**Job**
Present every line in which the string "date" appears.

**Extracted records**
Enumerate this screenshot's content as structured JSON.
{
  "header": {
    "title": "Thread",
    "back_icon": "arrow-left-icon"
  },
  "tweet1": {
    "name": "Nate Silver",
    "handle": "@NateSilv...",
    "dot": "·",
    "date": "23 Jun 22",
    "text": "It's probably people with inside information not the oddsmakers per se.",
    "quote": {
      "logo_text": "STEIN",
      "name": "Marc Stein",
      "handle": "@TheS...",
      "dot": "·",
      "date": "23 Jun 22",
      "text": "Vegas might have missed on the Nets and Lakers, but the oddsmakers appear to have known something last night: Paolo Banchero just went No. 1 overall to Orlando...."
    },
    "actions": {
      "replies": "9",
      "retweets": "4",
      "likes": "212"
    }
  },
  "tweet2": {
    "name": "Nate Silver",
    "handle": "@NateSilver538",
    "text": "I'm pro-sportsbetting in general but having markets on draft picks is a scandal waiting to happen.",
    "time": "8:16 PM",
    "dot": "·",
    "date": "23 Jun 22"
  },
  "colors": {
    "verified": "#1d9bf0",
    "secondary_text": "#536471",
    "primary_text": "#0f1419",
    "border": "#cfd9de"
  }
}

**Solved problem**
    "date": "23 Jun 22",
      "date": "23 Jun 22",
    "date": "23 Jun 22"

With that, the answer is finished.